(Data tied to figure images)
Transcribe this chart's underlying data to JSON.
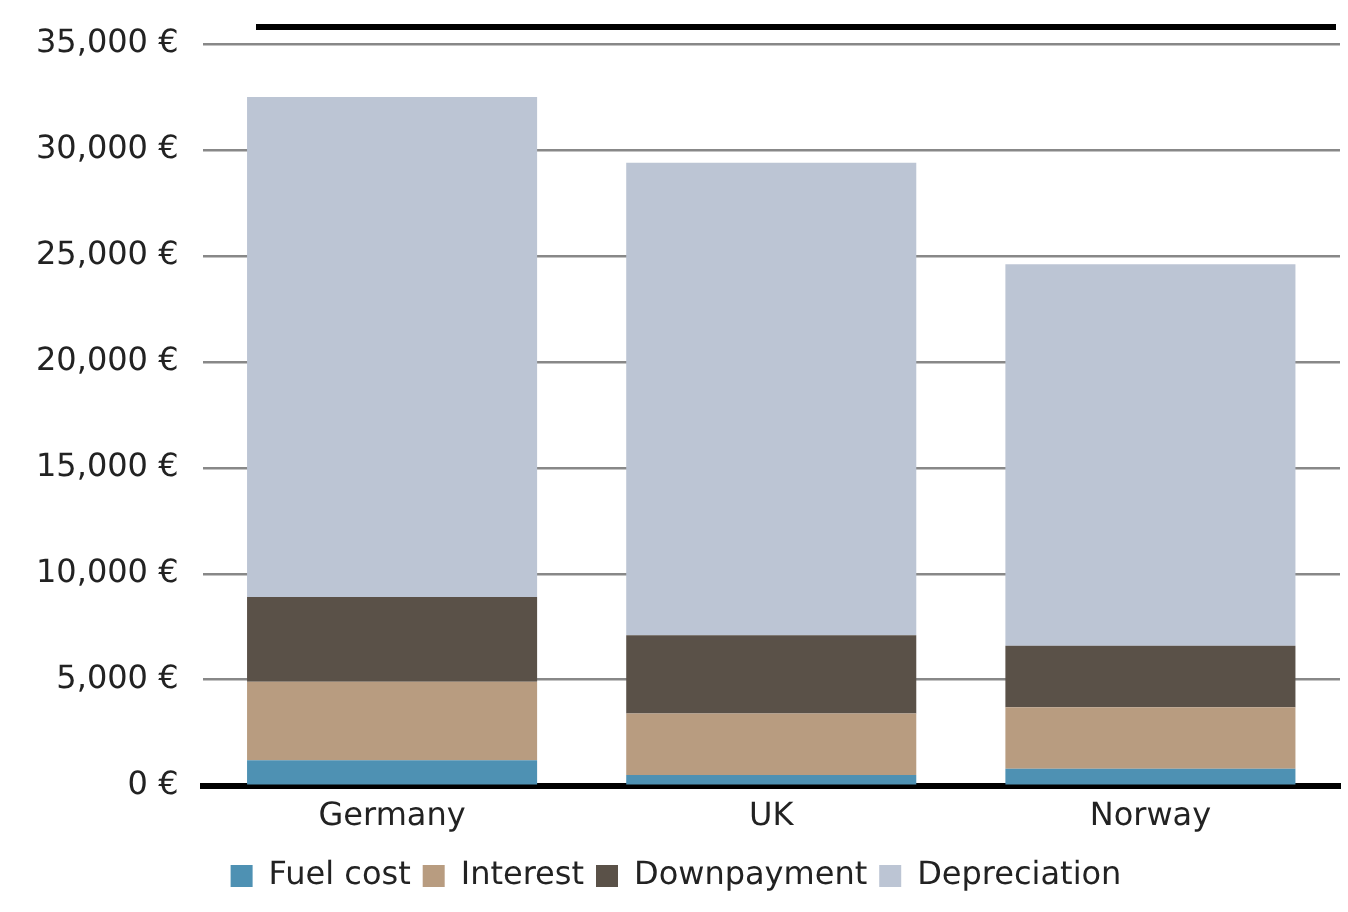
{
  "chart_data": {
    "type": "bar",
    "stacked": true,
    "categories": [
      "Germany",
      "UK",
      "Norway"
    ],
    "series": [
      {
        "name": "Fuel cost",
        "color": "#4e91b3",
        "values": [
          1200,
          500,
          800
        ]
      },
      {
        "name": "Interest",
        "color": "#b89c80",
        "values": [
          3700,
          2900,
          2900
        ]
      },
      {
        "name": "Downpayment",
        "color": "#5a5148",
        "values": [
          4000,
          3700,
          2900
        ]
      },
      {
        "name": "Depreciation",
        "color": "#bcc5d4",
        "values": [
          23600,
          22300,
          18000
        ]
      }
    ],
    "ylim": [
      0,
      35000
    ],
    "yticks": [
      {
        "value": 0,
        "label": "0 €"
      },
      {
        "value": 5000,
        "label": "5,000 €"
      },
      {
        "value": 10000,
        "label": "10,000 €"
      },
      {
        "value": 15000,
        "label": "15,000 €"
      },
      {
        "value": 20000,
        "label": "20,000 €"
      },
      {
        "value": 25000,
        "label": "25,000 €"
      },
      {
        "value": 30000,
        "label": "30,000 €"
      },
      {
        "value": 35000,
        "label": "35,000 €"
      }
    ],
    "grid": "y",
    "legend": "bottom"
  }
}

Task description: Set each line of the records down exactly, leaving every picture out.

The result:
Transcribe this chart's underlying data to JSON.
{
  "chart_data": {
    "type": "bar",
    "stacked": true,
    "categories": [
      "Germany",
      "UK",
      "Norway"
    ],
    "series": [
      {
        "name": "Fuel cost",
        "color": "#4e91b3",
        "values": [
          1200,
          500,
          800
        ]
      },
      {
        "name": "Interest",
        "color": "#b89c80",
        "values": [
          3700,
          2900,
          2900
        ]
      },
      {
        "name": "Downpayment",
        "color": "#5a5148",
        "values": [
          4000,
          3700,
          2900
        ]
      },
      {
        "name": "Depreciation",
        "color": "#bcc5d4",
        "values": [
          23600,
          22300,
          18000
        ]
      }
    ],
    "ylim": [
      0,
      35000
    ],
    "yticks": [
      {
        "value": 0,
        "label": "0 €"
      },
      {
        "value": 5000,
        "label": "5,000 €"
      },
      {
        "value": 10000,
        "label": "10,000 €"
      },
      {
        "value": 15000,
        "label": "15,000 €"
      },
      {
        "value": 20000,
        "label": "20,000 €"
      },
      {
        "value": 25000,
        "label": "25,000 €"
      },
      {
        "value": 30000,
        "label": "30,000 €"
      },
      {
        "value": 35000,
        "label": "35,000 €"
      }
    ],
    "grid": "y",
    "legend": "bottom"
  }
}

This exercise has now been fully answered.